_Description of the task_:
Write out each record below exactly as it appears, with no pictures.

— START OF Data provided —

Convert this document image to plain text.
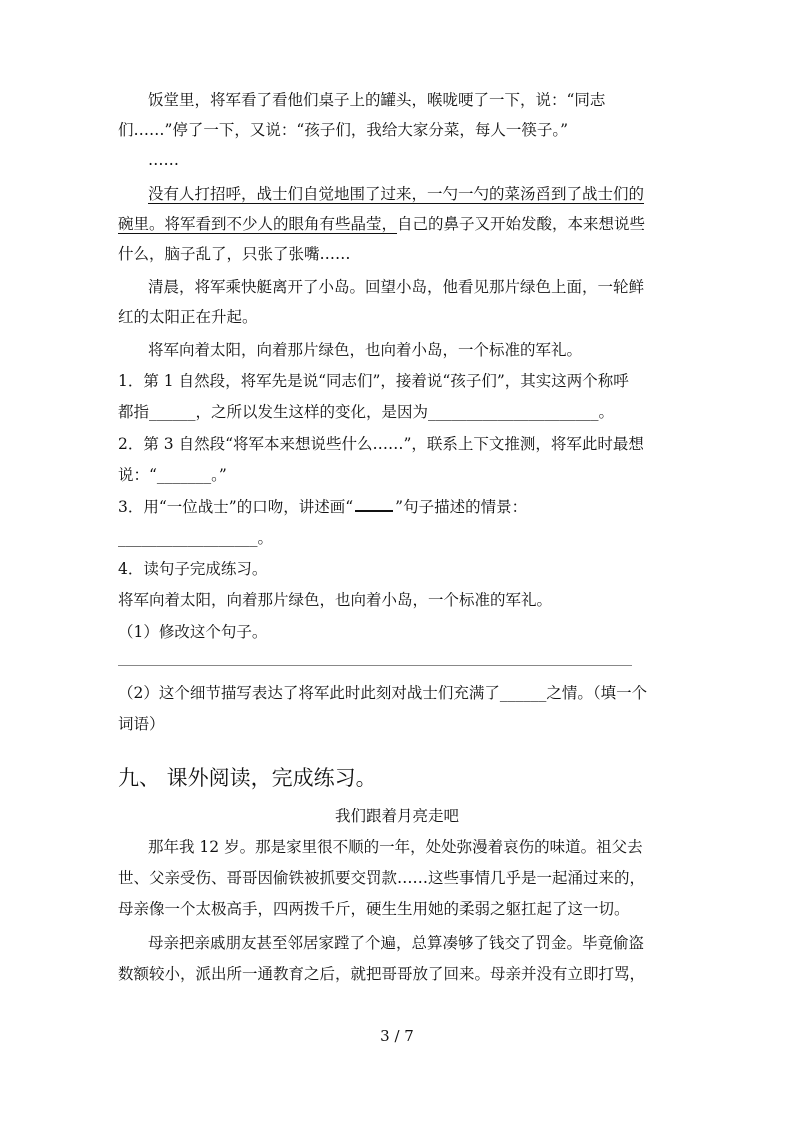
饭堂里，将军看了看他们桌子上的罐头，喉咙哽了一下，说：“同志
们……”停了一下，又说：“孩子们，我给大家分菜，每人一筷子。”
……
没有人打招呼，战士们自觉地围了过来，一勺一勺的菜汤舀到了战士们的
碗里。将军看到不少人的眼角有些晶莹，自己的鼻子又开始发酸，本来想说些
什么，脑子乱了，只张了张嘴……
清晨，将军乘快艇离开了小岛。回望小岛，他看见那片绿色上面，一轮鲜
红的太阳正在升起。
将军向着太阳，向着那片绿色，也向着小岛，一个标准的军礼。
1．第 1 自然段，将军先是说“同志们”，接着说“孩子们”，其实这两个称呼
都指______，之所以发生这样的变化，是因为______________________。
2．第 3 自然段“将军本来想说些什么……”，联系上下文推测，将军此时最想
说：“_______。”
3．用“一位战士”的口吻，讲述画“	”句子描述的情景：
__________________。
4．读句子完成练习。
将军向着太阳，向着那片绿色，也向着小岛，一个标准的军礼。
（1）修改这个句子。
（2）这个细节描写表达了将军此时此刻对战士们充满了______之情。（填一个
词语）
九、 课外阅读，完成练习。
我们跟着月亮走吧
那年我 12 岁。那是家里很不顺的一年，处处弥漫着哀伤的味道。祖父去
世、父亲受伤、哥哥因偷铁被抓要交罚款……这些事情几乎是一起涌过来的，
母亲像一个太极高手，四两拨千斤，硬生生用她的柔弱之躯扛起了这一切。
母亲把亲戚朋友甚至邻居家蹚了个遍，总算凑够了钱交了罚金。毕竟偷盗
数额较小，派出所一通教育之后，就把哥哥放了回来。母亲并没有立即打骂，
3 / 7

— END OF Data provided —

_Written reply_:
Convert this document image to plain text.
饭堂里，将军看了看他们桌子上的罐头，喉咙哽了一下，说：“同志
们……”停了一下，又说：“孩子们，我给大家分菜，每人一筷子。”
……
没有人打招呼，战士们自觉地围了过来，一勺一勺的菜汤舀到了战士们的
碗里。将军看到不少人的眼角有些晶莹，自己的鼻子又开始发酸，本来想说些
什么，脑子乱了，只张了张嘴……
清晨，将军乘快艇离开了小岛。回望小岛，他看见那片绿色上面，一轮鲜
红的太阳正在升起。
将军向着太阳，向着那片绿色，也向着小岛，一个标准的军礼。
1．第 1 自然段，将军先是说“同志们”，接着说“孩子们”，其实这两个称呼
都指______，之所以发生这样的变化，是因为______________________。
2．第 3 自然段“将军本来想说些什么……”，联系上下文推测，将军此时最想
说：“_______。”
3．用“一位战士”的口吻，讲述画“	”句子描述的情景：
__________________。
4．读句子完成练习。
将军向着太阳，向着那片绿色，也向着小岛，一个标准的军礼。
（1）修改这个句子。
（2）这个细节描写表达了将军此时此刻对战士们充满了______之情。（填一个
词语）
九、 课外阅读，完成练习。
我们跟着月亮走吧
那年我 12 岁。那是家里很不顺的一年，处处弥漫着哀伤的味道。祖父去
世、父亲受伤、哥哥因偷铁被抓要交罚款……这些事情几乎是一起涌过来的，
母亲像一个太极高手，四两拨千斤，硬生生用她的柔弱之躯扛起了这一切。
母亲把亲戚朋友甚至邻居家蹚了个遍，总算凑够了钱交了罚金。毕竟偷盗
数额较小，派出所一通教育之后，就把哥哥放了回来。母亲并没有立即打骂，
3 / 7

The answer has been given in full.